» SET TASK 1:
Answer these from the passage on the SAP SolMan vulnerability, one line each, marked (a), (b) and (c):
(a) What example of superuser privileges does the passage give?
(b) Which regulations does it name as possible compliance violations?
(c) When did SAP release the security update?
» SET TASK 2:
Using the passage on the SAP SolMan vulnerability, explain in one to three sentences why giving superuser privileges to a user after a compromise is harmful.
» SET TASK 3:
Carry the passage on the SAP SolMan vulnerability forward from its last sentence.

» PAGE EXCERPT:

"""

Onapsis did however highlighted the following feasible malicious tasks attackers could execute after compromising a SolMan server:
- Shutting down any SAP system in the landscape (not only SAP SolMan)
- Causing IT control deficiencies impacting financial integrity and privacy leading to regulatory compliance violations such as Sarbanes-Oxley (SOX), GDPR and others
- Deleting any data in the SAP systems, including key data that can cause business disruption
- Assigning superuser (e.g. SAP_ALL) privileges to any existing or new user, enabling those users to run business operations that would normally require specific privileges to bypass other Segregation of Duties (SoD) controls
- Reading sensitive data from the database, including employee and customer personal information
To fully mitigate attacks attempting to exploit CVE-2020-6207 on their SAP systems, organizations have to apply the security update released by SAP in March 2020.

"""

» SUPPLIED DATA:

"""

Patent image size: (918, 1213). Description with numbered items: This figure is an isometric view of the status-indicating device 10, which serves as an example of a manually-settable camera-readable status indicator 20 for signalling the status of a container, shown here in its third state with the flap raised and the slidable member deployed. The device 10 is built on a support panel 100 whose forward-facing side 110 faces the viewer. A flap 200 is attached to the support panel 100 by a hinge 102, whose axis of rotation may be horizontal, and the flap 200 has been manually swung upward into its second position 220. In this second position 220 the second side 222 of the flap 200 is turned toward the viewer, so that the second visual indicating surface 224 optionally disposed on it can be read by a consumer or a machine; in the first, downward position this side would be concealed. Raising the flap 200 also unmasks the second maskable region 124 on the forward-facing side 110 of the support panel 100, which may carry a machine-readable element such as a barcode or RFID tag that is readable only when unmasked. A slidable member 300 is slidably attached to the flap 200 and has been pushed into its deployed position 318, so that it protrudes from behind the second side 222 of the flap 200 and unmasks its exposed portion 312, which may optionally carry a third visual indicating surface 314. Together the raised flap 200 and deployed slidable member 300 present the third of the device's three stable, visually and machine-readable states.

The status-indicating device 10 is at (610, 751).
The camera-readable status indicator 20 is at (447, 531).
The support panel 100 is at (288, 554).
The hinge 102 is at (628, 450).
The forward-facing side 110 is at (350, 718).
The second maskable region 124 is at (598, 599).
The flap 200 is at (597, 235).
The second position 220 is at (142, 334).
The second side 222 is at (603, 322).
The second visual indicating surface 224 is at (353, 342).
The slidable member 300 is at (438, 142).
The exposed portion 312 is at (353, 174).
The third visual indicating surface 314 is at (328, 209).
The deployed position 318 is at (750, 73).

"""

» FINAL RESULT 1:
(a) SAP_ALL
(b) Sarbanes-Oxley (SOX) and GDPR
(c) March 2020

» FINAL RESULT 2:
Superuser privileges such as SAP_ALL would let those users run business operations that normally require specific privileges. This lets them bypass other Segregation of Duties (SoD) controls.

» FINAL RESULT 3:
The security researcher who published the CVE-2020-6207 exploit code on GitHub also released a proof-of-concept exploit for another maximum severity remote code execution vulnerability in the SAP NetWeaver AS JAVA component, discovered and named RECON by Onapsis.
Onapsis also discovered and disclosed info on publicly available critical exploits targeting misconfigured SAP installations, collectively dubbed 10KBLAZE.
These exploits exposed roughly 90% out of an estimated total of 1,000,000 SAP production systems to the potential risk of being hacked if misconfigured.